>> BEGIN Text passage
Tuesday, December 23, 2008

"I'll be home for...crap."

I kid you not. During my sister's piano recital (which she RULED, by the way), one sweet little boy stepped up to the piano, played the opening chromatic chords to "I'll be Home for Christmas," but had a little trouble with the beginning lyrics. The above title is a direct quote.

It's Christmas Eve Eve, the equivalent of "Dead Week" for last minute shoppers of the family. For other families that day would be tomorrow, but my family celebrates the Birth of Christ on the evening of the 24th, which moves everything up a bit.

This has been a difficult Christmas season in some respects. I love Christmas, and I love everything that comes with it - the baking, the tree, the lights, the choosing of gifts. I was sick - the first time - when we went out for our tree. It sat undecorated for a while, until I felt better enough to go on a rampage.

I've learned a lot about myself and sickness this month. I've discovered that if I'm sick for a while, the moment I feel a bit better I'll go on a bender. All of a sudden, come hell or high water, I find myself 100% devoted to getting something done. The first time it was the tree, which I decorated myself (Danny was sick by then). In my infinite wisdom, I started the lights at the top and worked my way down. It seemed logical at the time. Now...less so.

Things were equalizing, we were both healthy, until I got sick last week. Again. So when I started coming out of that one, I began wrapping gifts. All the gifts. I blew my nose, then wrapped more.

I take wrapping pretty seriously. There is something deeply, deeply troubling to me if the identity of the gift can be guessed just by looking at it. Starting at a young age, I learned how to ID my gifts. I thumped the front, feeling for a plastic window. I felt around the edges to see if it was a Nordstrom box (they had wide edges at the time). I pressed the paper down to try to see through it. I shook. I rattled. I annoyed my parents with my startling accuracy.

Oh, and I had my patented question: "Is it in its original box?"

Seriously. After that, my parents took the wrapping up a notch. Clothes for my American Girl doll were wrapped inside a standard garmet box...along with a seatbelt clip and some bolts. Christmas has never been the same. What's funny is that I married someone who does not have the same compulsion to examine his gifts. He's happy opening them and being surprised. Can't understand it.

Anyway, I got sick, I felt better, I wrapped. There is one gift I'm particularly proud of in its sneakiness - not only is the item entirely disguised, but I disguised it using a collection of objects I've been trying to get rid of for six months.

Then my Christmas cards arrived from Costco Printing, and I started in on those. Fifty cards. Twenty-four hours. I'm actually quite proud.

My sister's Christmas recital was the night before last. She played "Falling Slowly" from Once, and it was incredible. But as the rest of the 75-minute program progressed, I had some time to think about music. Particularly Christmas music.

Such as...have you ever though about how creepy the song "Santa Claus is Coming to Town" really is? It makes him sound like a KGB operative...he knows everything. Scary. I mean -

"He sees you when you're sleeping,
He knows when you're awake,
He knows if you've been bad or good,
Because he wiretapped your place. Hey!"

(Note: I tried to put in a line about printing seditious pamphlets, but I couldn't get it to fit. "Pamphlets" is a tricky word to rhyme with

Other songs I dislike:

"Have a Holly Jolly Christmas" - Too cute-cutesy. Like the phrase "fro-yo", but worse.
>> END Text passage
Short task 1 | Extract the lines of the records from the first one to the line with "bar-row: Eritrea 10%", including both ends, and reproduce them exactly.
The blog post and the records have nothing to do with each other.
>> BEGIN Working data
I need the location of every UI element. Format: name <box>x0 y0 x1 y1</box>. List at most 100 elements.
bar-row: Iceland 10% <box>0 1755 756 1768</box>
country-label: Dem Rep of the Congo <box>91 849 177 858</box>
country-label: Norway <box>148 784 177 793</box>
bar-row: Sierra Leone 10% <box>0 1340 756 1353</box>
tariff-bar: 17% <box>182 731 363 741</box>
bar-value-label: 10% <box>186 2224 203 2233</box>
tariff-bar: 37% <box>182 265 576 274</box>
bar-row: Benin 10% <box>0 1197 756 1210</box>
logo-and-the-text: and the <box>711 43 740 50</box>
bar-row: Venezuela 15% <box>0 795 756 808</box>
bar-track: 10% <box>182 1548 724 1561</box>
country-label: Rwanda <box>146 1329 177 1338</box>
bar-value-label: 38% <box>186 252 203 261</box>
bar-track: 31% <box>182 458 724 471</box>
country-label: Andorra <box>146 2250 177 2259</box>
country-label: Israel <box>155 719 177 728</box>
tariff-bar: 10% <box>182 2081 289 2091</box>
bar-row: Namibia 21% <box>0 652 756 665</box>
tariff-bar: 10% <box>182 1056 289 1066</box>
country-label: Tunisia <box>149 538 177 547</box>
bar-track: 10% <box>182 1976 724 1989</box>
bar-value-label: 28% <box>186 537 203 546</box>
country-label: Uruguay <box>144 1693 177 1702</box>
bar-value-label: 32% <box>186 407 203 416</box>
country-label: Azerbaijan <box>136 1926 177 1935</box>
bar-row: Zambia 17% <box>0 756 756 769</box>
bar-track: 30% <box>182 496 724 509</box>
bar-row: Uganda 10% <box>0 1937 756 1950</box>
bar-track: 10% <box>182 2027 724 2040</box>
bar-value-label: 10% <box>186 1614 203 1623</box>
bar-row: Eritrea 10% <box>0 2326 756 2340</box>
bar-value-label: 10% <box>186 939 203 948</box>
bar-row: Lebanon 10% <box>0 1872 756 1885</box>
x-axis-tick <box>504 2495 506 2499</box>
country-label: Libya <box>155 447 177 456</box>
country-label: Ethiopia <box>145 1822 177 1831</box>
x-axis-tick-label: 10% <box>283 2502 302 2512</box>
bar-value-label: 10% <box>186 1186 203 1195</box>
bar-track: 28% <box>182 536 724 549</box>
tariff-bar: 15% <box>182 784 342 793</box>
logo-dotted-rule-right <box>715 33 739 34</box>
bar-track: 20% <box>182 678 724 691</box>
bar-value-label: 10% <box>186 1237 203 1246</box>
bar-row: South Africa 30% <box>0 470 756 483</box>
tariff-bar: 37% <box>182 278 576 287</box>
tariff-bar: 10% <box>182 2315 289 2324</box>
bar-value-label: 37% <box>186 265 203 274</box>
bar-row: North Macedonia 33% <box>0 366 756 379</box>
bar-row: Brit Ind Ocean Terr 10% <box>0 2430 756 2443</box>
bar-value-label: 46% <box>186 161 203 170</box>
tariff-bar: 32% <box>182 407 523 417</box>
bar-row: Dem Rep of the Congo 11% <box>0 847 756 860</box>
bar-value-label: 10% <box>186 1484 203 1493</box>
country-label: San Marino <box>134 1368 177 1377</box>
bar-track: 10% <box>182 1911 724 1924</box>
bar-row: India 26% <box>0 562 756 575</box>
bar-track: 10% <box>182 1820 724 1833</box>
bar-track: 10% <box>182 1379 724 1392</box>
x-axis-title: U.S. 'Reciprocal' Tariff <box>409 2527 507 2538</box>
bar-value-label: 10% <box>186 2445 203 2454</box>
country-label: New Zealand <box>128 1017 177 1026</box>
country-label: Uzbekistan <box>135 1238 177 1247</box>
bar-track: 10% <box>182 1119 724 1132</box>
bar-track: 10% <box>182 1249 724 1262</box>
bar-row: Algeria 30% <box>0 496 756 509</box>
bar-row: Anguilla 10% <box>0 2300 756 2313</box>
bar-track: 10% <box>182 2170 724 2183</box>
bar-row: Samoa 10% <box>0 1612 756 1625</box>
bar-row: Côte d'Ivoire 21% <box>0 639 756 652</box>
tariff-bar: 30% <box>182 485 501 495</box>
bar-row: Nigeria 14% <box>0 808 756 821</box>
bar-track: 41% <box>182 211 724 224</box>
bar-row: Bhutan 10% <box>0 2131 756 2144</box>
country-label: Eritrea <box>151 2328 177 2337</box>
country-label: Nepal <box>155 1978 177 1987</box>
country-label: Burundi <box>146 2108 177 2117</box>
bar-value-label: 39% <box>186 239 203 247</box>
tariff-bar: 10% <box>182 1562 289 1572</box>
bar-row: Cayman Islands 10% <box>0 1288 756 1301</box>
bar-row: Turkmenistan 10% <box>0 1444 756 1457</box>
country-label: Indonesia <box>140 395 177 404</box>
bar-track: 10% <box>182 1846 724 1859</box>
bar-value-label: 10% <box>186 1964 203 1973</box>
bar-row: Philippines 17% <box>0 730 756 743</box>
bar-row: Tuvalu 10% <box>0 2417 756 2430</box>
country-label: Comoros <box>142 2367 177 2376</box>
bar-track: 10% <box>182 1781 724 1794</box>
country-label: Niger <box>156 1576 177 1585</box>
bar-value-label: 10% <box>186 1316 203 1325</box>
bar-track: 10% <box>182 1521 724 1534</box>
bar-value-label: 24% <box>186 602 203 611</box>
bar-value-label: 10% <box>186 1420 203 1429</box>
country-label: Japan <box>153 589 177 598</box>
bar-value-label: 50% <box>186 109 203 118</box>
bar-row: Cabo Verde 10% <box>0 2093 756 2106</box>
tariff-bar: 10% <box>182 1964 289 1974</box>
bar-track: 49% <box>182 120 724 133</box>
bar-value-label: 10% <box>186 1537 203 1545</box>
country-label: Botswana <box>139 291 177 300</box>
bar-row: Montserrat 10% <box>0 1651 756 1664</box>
>> END Working data
Short task 2 | In the Christmas blog post, copy word for word the passage from "Seriously. After that, my" to "actually quite proud.".

Output 1 |
I need the location of every UI element. Format: name <box>x0 y0 x1 y1</box>. List at most 100 elements.
bar-row: Iceland 10% <box>0 1755 756 1768</box>
country-label: Dem Rep of the Congo <box>91 849 177 858</box>
country-label: Norway <box>148 784 177 793</box>
bar-row: Sierra Leone 10% <box>0 1340 756 1353</box>
tariff-bar: 17% <box>182 731 363 741</box>
bar-value-label: 10% <box>186 2224 203 2233</box>
tariff-bar: 37% <box>182 265 576 274</box>
bar-row: Benin 10% <box>0 1197 756 1210</box>
logo-and-the-text: and the <box>711 43 740 50</box>
bar-row: Venezuela 15% <box>0 795 756 808</box>
bar-track: 10% <box>182 1548 724 1561</box>
country-label: Rwanda <box>146 1329 177 1338</box>
bar-value-label: 38% <box>186 252 203 261</box>
bar-track: 31% <box>182 458 724 471</box>
country-label: Andorra <box>146 2250 177 2259</box>
country-label: Israel <box>155 719 177 728</box>
tariff-bar: 10% <box>182 2081 289 2091</box>
bar-row: Namibia 21% <box>0 652 756 665</box>
tariff-bar: 10% <box>182 1056 289 1066</box>
country-label: Tunisia <box>149 538 177 547</box>
bar-track: 10% <box>182 1976 724 1989</box>
bar-value-label: 28% <box>186 537 203 546</box>
country-label: Uruguay <box>144 1693 177 1702</box>
bar-value-label: 32% <box>186 407 203 416</box>
country-label: Azerbaijan <box>136 1926 177 1935</box>
bar-row: Zambia 17% <box>0 756 756 769</box>
bar-track: 30% <box>182 496 724 509</box>
bar-row: Uganda 10% <box>0 1937 756 1950</box>
bar-track: 10% <box>182 2027 724 2040</box>
bar-value-label: 10% <box>186 1614 203 1623</box>
bar-row: Eritrea 10% <box>0 2326 756 2340</box>

Output 2 |
Seriously. After that, my parents took the wrapping up a notch. Clothes for my American Girl doll were wrapped inside a standard garmet box...along with a seatbelt clip and some bolts. Christmas has never been the same. What's funny is that I married someone who does not have the same compulsion to examine his gifts. He's happy opening them and being surprised. Can't understand it.

Anyway, I got sick, I felt better, I wrapped. There is one gift I'm particularly proud of in its sneakiness - not only is the item entirely disguised, but I disguised it using a collection of objects I've been trying to get rid of for six months.

Then my Christmas cards arrived from Costco Printing, and I started in on those. Fifty cards. Twenty-four hours. I'm actually quite proud.